## PROBLEM TO SOLVE
State how many lines in these records contain the word "which", and nothing else.

## SOURCE DATA
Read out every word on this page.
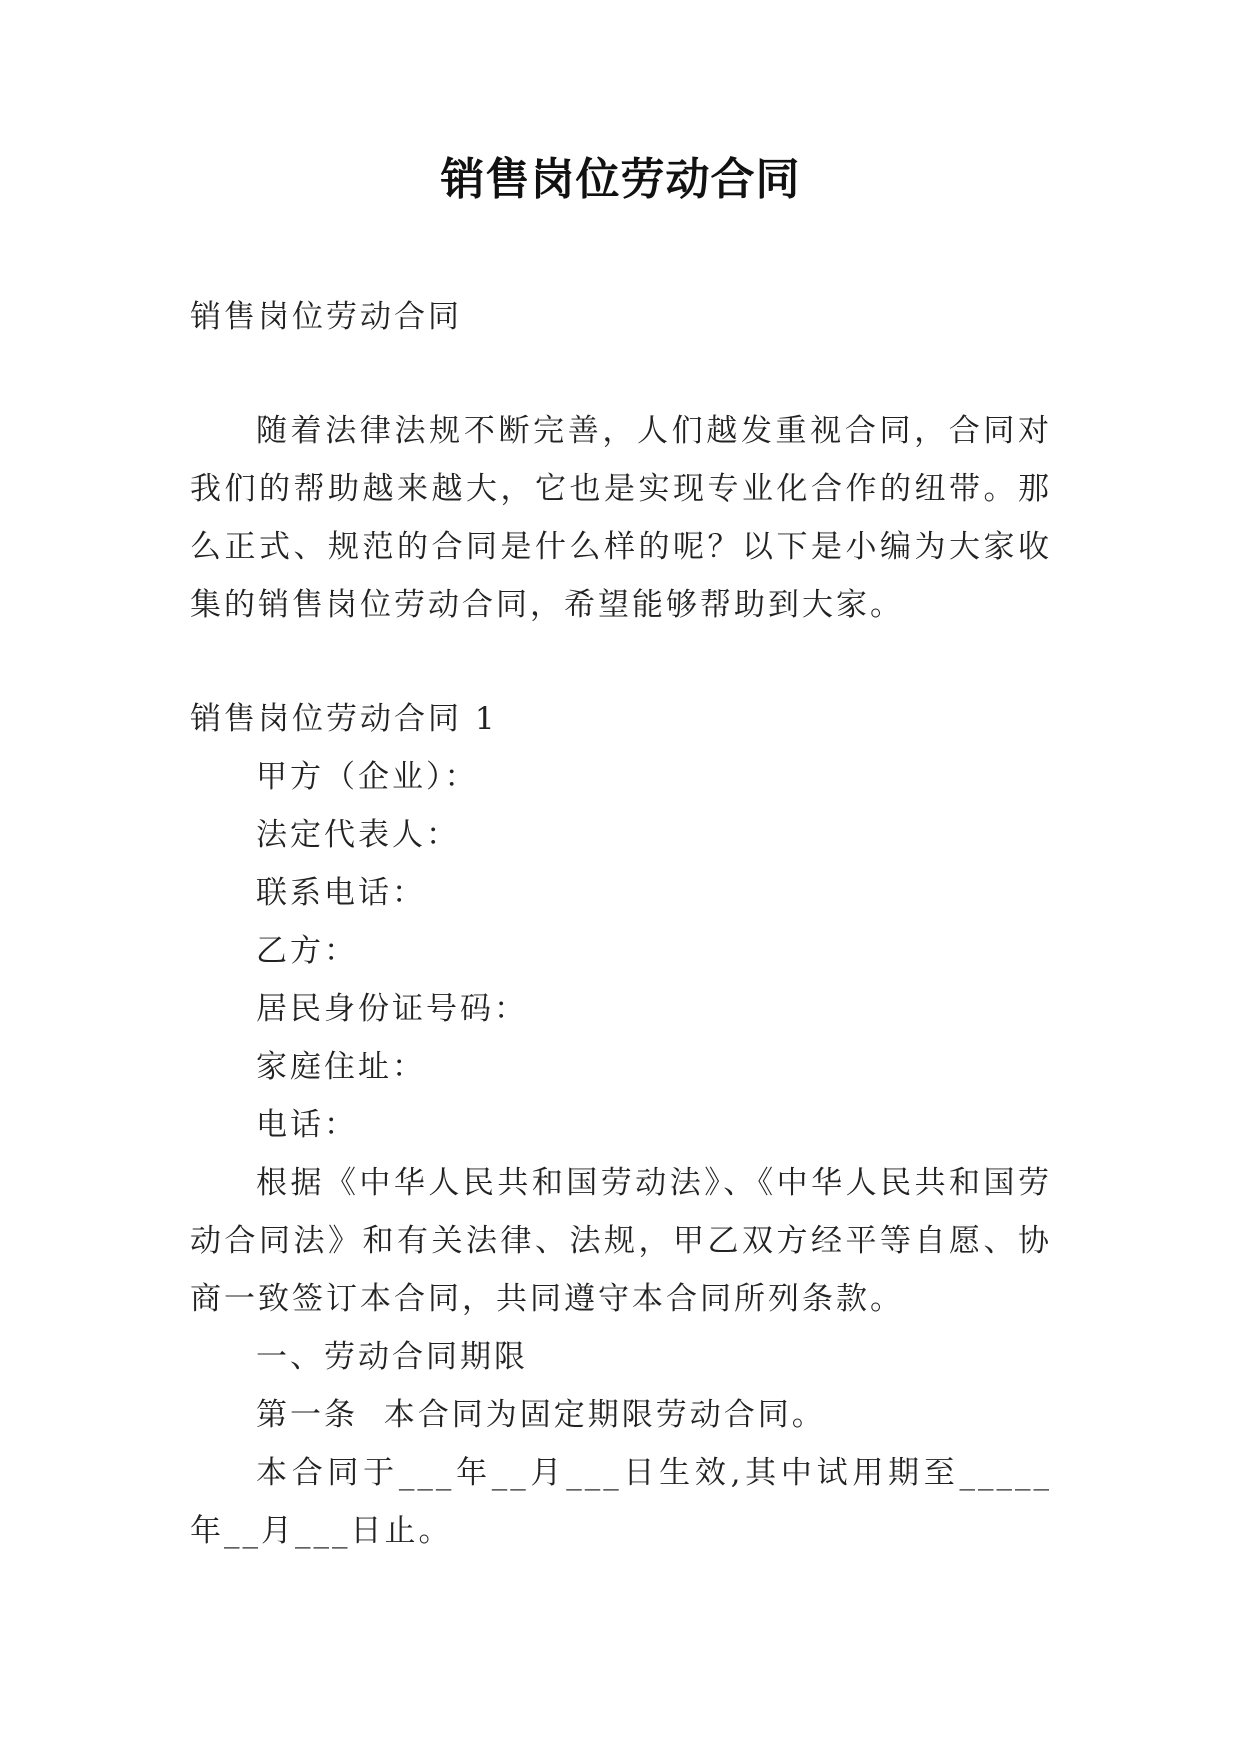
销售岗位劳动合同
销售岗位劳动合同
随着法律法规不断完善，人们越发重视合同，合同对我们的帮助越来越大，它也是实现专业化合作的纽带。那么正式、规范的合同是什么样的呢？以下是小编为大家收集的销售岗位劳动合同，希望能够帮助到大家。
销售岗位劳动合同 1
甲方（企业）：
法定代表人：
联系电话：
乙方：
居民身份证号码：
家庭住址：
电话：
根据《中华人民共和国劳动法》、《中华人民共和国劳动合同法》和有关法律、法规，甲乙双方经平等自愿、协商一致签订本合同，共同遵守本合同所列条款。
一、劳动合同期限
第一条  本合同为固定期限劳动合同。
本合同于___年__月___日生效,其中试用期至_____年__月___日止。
==
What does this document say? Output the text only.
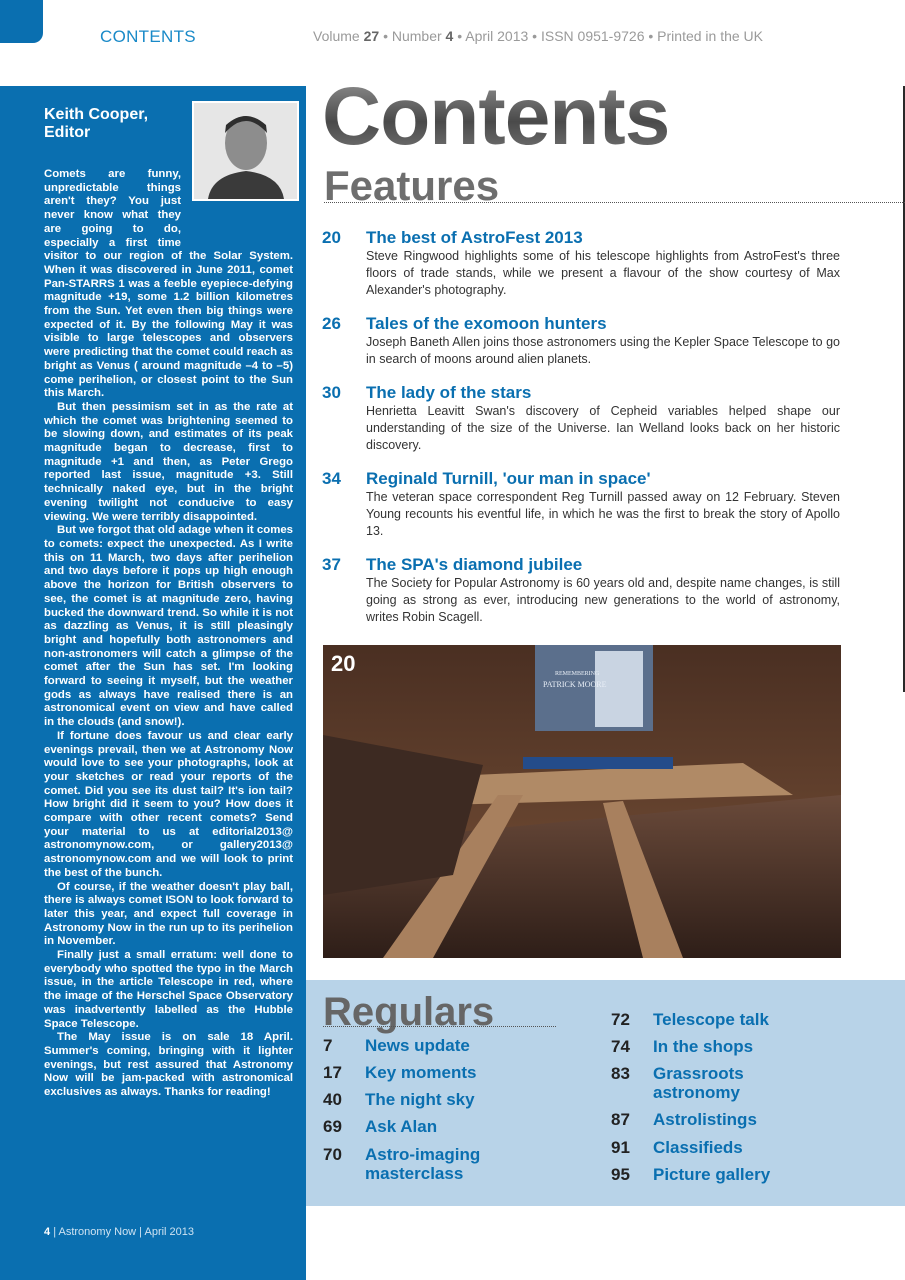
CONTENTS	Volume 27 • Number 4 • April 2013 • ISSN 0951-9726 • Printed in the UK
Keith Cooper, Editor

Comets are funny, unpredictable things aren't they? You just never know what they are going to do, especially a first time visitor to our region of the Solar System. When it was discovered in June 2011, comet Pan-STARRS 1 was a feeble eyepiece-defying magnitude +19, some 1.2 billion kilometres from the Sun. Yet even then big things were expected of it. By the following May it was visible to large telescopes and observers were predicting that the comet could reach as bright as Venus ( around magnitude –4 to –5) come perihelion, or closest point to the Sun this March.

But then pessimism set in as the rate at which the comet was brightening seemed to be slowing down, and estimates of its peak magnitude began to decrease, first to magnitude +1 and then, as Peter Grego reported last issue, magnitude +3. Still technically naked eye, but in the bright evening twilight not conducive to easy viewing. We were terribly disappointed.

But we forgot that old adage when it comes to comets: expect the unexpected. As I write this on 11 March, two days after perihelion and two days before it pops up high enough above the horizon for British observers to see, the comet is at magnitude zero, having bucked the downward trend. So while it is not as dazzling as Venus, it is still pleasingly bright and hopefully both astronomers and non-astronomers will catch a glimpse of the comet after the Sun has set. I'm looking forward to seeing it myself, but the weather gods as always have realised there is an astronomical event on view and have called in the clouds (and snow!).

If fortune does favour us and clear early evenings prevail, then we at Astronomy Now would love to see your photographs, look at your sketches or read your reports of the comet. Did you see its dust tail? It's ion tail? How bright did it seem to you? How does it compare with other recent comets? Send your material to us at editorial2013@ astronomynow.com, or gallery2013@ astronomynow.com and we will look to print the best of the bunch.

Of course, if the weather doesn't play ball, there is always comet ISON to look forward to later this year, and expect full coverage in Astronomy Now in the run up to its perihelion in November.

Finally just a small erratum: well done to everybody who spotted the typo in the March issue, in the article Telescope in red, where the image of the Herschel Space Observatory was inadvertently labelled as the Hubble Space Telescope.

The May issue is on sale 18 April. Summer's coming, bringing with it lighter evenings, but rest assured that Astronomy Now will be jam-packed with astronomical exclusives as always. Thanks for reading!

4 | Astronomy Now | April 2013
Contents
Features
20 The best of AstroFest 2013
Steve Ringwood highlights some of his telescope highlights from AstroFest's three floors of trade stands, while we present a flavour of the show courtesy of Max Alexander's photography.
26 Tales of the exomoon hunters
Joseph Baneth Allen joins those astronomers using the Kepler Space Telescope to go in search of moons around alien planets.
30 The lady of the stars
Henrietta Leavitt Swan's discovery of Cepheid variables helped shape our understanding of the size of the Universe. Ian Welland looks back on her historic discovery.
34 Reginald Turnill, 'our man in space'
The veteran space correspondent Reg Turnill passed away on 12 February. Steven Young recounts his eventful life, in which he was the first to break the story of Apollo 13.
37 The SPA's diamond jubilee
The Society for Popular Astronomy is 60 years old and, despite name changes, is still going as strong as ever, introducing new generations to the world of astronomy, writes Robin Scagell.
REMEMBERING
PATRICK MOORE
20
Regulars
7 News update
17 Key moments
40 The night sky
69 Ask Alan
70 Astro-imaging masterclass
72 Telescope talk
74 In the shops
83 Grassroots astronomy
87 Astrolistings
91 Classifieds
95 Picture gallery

## FINISHED TASK
2